§ Task directions:
Rewrite the items from the line with "operator: = int(input( [420, 478, 645, 511]" up to and including the line with "punctuation: , [868, 700, 904, 733]", replacing "second_value" with "y_value" and keeping everything else the same. Give only those lines.

§ Material supplied:
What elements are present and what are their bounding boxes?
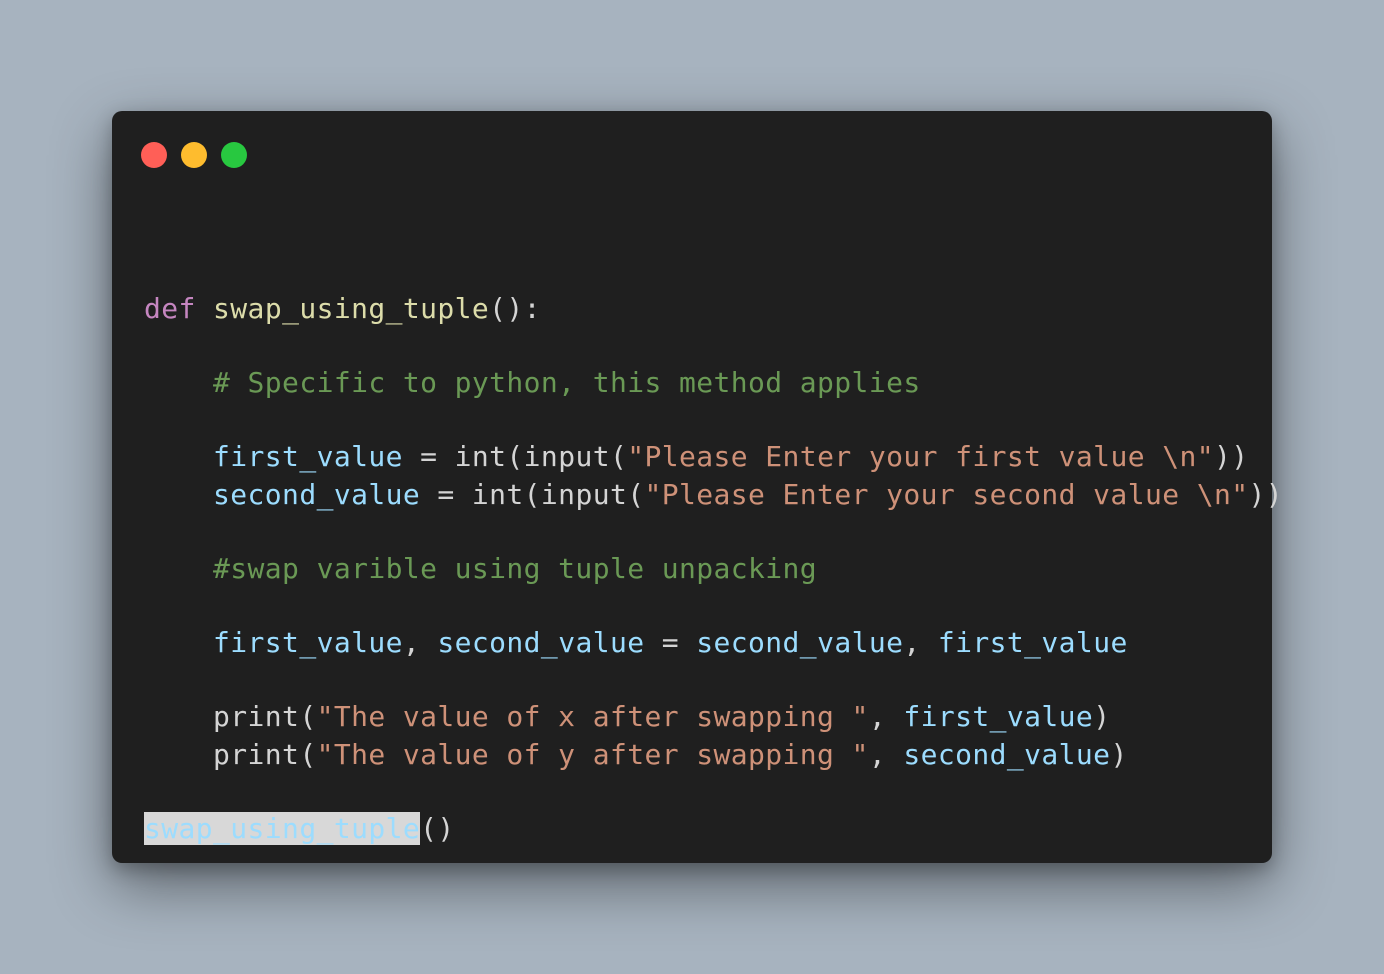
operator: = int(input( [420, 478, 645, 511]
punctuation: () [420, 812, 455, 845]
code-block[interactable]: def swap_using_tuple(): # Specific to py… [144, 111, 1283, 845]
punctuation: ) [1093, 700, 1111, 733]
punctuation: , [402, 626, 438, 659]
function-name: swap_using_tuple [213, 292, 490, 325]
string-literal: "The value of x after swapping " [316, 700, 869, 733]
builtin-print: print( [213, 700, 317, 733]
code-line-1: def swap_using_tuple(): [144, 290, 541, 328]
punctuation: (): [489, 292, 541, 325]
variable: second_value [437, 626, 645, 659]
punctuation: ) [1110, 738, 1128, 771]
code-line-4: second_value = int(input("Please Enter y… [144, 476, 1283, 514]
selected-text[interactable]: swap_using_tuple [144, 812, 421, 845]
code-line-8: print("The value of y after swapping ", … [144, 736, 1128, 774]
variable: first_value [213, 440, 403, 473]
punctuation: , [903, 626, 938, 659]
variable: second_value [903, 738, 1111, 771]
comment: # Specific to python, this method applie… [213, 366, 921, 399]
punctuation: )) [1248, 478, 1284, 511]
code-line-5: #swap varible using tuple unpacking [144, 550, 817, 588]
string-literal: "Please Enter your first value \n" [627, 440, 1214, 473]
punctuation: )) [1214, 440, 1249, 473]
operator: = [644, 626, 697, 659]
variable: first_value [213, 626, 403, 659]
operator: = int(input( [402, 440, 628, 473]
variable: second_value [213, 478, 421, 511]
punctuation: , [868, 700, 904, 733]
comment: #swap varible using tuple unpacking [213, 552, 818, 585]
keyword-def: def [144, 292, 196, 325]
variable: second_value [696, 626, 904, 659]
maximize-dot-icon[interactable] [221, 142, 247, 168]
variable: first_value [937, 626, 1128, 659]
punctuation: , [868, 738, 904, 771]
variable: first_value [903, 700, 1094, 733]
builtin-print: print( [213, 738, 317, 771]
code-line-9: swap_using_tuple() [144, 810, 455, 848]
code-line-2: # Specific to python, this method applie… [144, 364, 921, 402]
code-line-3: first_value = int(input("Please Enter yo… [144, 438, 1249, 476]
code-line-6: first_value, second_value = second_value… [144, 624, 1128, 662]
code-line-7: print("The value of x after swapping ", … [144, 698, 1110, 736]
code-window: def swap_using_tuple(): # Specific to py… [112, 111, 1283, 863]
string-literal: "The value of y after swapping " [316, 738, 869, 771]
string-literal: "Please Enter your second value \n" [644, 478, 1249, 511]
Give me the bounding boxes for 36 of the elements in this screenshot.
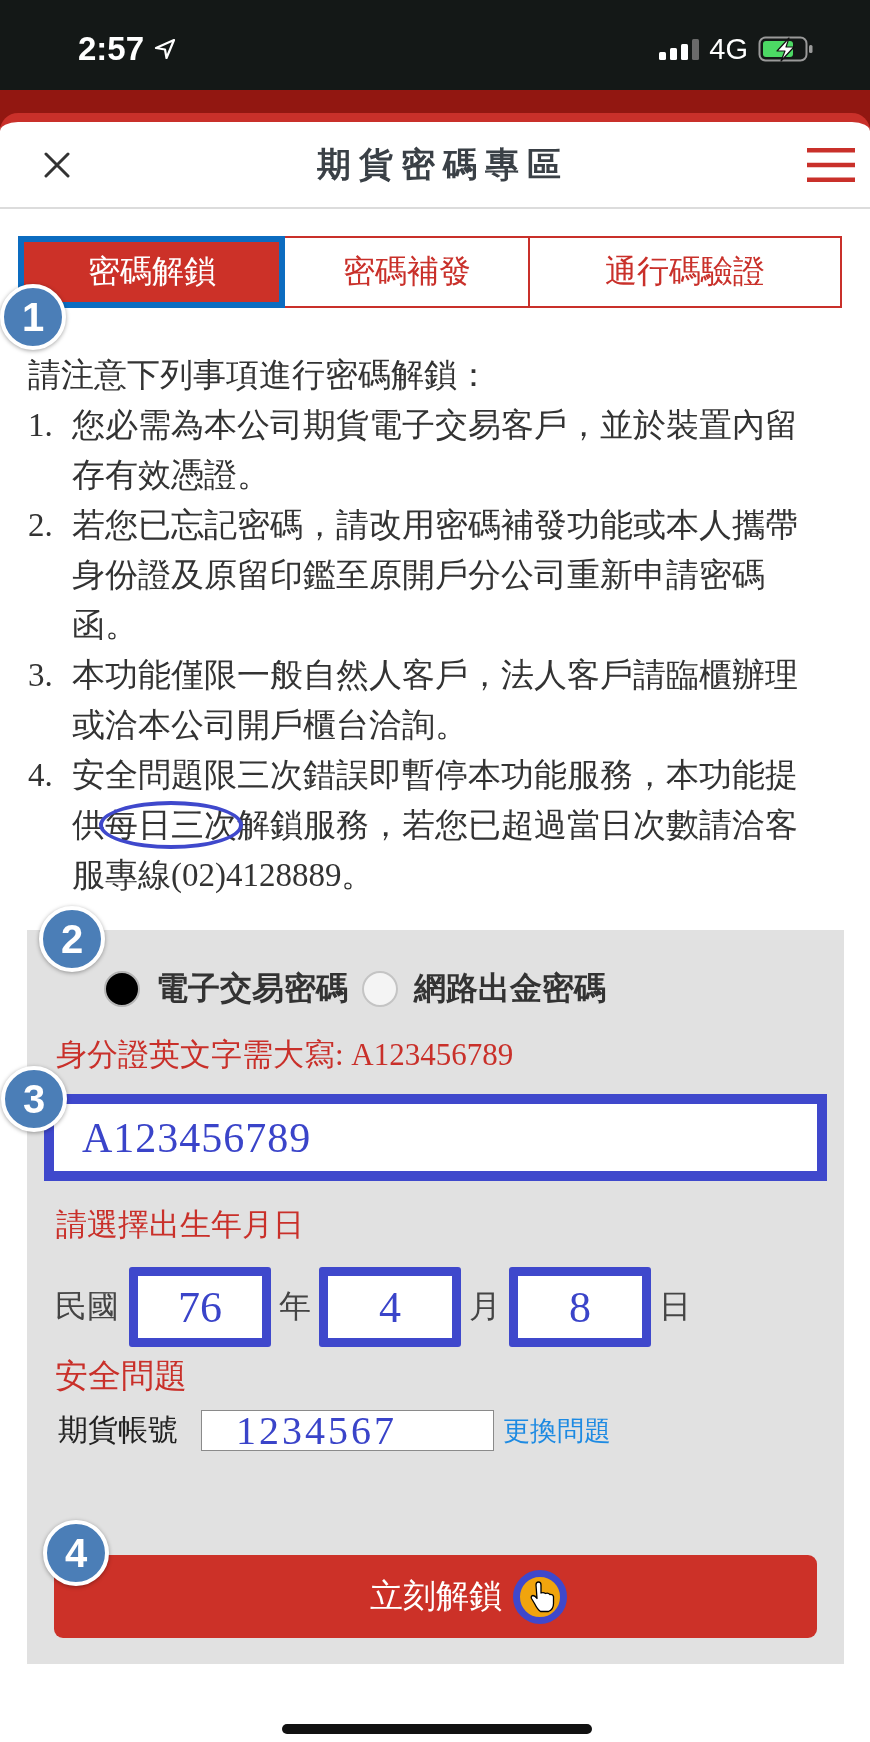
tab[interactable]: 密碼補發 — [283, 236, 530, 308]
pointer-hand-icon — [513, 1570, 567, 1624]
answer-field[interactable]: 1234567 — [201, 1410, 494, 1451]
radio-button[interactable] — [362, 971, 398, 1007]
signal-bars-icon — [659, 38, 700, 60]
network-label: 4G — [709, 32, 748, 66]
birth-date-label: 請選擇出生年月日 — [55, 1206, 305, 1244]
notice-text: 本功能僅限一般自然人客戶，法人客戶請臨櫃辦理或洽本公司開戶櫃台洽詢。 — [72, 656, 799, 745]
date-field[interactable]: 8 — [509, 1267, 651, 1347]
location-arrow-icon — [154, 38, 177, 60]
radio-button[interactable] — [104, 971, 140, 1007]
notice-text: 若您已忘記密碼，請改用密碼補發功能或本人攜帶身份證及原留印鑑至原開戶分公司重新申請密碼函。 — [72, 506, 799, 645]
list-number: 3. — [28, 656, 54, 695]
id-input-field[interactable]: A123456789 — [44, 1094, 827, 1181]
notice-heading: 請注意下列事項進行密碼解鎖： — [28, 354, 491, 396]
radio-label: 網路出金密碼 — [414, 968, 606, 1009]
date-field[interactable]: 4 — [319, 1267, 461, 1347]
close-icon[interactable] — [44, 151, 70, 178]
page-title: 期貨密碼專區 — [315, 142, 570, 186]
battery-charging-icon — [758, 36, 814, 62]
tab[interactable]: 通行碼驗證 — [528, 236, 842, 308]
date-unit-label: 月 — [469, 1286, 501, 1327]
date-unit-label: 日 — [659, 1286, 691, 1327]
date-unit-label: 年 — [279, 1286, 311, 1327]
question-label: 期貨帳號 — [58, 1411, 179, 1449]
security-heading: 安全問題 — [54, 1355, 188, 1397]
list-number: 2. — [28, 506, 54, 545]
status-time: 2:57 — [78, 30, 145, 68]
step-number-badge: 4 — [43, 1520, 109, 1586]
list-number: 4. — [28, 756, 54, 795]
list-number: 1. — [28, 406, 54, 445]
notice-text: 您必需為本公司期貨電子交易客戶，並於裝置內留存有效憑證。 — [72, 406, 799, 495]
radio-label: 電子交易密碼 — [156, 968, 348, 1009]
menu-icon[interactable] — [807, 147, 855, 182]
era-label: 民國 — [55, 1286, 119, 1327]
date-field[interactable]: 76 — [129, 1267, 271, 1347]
...
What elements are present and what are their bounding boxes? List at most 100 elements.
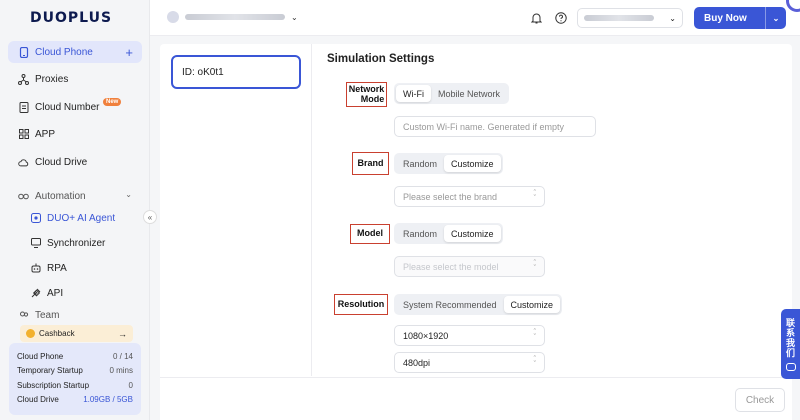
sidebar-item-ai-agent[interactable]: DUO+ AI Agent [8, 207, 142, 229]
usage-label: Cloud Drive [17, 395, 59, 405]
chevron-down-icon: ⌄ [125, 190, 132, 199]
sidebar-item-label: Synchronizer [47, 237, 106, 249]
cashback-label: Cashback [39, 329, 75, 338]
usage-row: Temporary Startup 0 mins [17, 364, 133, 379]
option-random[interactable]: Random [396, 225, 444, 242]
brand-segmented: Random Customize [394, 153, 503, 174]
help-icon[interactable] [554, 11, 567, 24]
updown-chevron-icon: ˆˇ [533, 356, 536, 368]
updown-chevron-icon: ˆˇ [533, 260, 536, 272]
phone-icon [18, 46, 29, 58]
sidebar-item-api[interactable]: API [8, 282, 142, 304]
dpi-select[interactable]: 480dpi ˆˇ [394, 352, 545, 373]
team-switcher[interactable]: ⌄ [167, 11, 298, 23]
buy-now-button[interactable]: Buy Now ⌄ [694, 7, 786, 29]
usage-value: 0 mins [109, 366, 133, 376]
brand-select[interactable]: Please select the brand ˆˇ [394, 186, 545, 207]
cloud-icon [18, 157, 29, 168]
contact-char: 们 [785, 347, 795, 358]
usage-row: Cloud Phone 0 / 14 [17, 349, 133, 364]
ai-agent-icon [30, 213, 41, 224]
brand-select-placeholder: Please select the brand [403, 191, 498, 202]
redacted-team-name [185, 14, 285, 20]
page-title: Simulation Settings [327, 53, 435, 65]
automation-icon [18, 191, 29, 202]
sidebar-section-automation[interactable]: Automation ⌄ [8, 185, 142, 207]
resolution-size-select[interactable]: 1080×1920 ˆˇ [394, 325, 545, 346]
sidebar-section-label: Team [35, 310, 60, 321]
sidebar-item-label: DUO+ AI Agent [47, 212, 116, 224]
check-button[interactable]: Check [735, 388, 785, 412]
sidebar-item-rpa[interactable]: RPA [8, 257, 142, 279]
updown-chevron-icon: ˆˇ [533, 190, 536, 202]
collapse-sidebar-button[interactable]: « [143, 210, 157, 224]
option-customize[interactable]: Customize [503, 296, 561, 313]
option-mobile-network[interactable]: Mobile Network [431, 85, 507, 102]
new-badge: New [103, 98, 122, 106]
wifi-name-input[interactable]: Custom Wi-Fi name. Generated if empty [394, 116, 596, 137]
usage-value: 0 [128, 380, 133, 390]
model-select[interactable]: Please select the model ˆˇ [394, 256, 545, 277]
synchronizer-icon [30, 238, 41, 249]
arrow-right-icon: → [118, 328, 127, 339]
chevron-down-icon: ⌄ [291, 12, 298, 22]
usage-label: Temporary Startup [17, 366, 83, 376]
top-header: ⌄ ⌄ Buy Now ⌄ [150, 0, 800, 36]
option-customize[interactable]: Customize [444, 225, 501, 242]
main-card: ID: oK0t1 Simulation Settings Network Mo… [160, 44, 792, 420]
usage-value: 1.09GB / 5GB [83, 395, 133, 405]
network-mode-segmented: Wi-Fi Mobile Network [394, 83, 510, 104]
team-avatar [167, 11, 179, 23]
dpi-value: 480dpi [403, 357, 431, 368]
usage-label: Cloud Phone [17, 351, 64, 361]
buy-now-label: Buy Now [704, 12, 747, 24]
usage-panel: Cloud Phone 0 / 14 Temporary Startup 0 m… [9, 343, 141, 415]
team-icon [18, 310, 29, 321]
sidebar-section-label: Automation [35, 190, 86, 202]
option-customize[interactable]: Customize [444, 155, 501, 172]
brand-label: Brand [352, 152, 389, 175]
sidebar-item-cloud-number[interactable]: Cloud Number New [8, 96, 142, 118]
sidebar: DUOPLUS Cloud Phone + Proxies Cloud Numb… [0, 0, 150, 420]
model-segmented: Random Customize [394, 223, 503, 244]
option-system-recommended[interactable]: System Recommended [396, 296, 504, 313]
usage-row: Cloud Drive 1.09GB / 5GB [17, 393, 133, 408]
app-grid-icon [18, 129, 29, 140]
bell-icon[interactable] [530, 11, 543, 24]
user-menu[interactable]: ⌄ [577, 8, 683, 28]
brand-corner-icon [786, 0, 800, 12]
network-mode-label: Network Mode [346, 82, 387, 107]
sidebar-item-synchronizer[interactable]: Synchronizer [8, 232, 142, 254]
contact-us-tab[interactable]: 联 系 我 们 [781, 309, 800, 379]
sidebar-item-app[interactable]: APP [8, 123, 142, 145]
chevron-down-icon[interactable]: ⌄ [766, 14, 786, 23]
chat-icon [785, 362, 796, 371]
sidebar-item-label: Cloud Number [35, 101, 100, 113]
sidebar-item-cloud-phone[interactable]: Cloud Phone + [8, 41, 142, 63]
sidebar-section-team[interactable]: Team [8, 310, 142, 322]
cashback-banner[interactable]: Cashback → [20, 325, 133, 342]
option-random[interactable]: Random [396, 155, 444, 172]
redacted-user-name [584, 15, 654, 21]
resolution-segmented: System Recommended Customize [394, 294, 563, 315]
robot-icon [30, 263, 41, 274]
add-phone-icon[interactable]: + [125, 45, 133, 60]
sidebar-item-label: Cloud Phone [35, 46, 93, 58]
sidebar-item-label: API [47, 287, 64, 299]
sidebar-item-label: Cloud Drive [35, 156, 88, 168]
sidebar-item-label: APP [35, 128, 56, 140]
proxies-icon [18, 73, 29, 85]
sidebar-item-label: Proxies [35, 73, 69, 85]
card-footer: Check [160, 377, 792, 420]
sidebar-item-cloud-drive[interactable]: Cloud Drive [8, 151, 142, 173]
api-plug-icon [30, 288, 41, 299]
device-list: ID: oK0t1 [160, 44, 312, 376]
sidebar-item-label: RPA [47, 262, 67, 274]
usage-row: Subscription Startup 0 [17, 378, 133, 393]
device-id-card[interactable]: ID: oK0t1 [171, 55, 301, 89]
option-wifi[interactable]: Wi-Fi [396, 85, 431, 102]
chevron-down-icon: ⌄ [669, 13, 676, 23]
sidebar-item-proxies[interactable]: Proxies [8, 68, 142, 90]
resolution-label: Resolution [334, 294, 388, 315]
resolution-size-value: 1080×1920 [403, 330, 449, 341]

§ The answer:
operator: = int(input( [420, 478, 645, 511]
punctuation: () [420, 812, 455, 845]
code-block[interactable]: def swap_using_tuple(): # Specific to py… [144, 111, 1283, 845]
punctuation: ) [1093, 700, 1111, 733]
punctuation: , [402, 626, 438, 659]
function-name: swap_using_tuple [213, 292, 490, 325]
string-literal: "The value of x after swapping " [316, 700, 869, 733]
builtin-print: print( [213, 700, 317, 733]
code-line-1: def swap_using_tuple(): [144, 290, 541, 328]
punctuation: (): [489, 292, 541, 325]
variable: y_value [437, 626, 645, 659]
punctuation: ) [1110, 738, 1128, 771]
code-line-4: y_value = int(input("Please Enter y… [144, 476, 1283, 514]
selected-text[interactable]: swap_using_tuple [144, 812, 421, 845]
code-line-8: print("The value of y after swapping ", … [144, 736, 1128, 774]
variable: first_value [213, 440, 403, 473]
punctuation: , [903, 626, 938, 659]
variable: y_value [903, 738, 1111, 771]
comment: # Specific to python, this method applie… [213, 366, 921, 399]
punctuation: )) [1248, 478, 1284, 511]
code-line-5: #swap varible using tuple unpacking [144, 550, 817, 588]
string-literal: "Please Enter your first value \n" [627, 440, 1214, 473]
punctuation: )) [1214, 440, 1249, 473]
operator: = [644, 626, 697, 659]
variable: first_value [213, 626, 403, 659]
operator: = int(input( [402, 440, 628, 473]
variable: y_value [213, 478, 421, 511]
punctuation: , [868, 700, 904, 733]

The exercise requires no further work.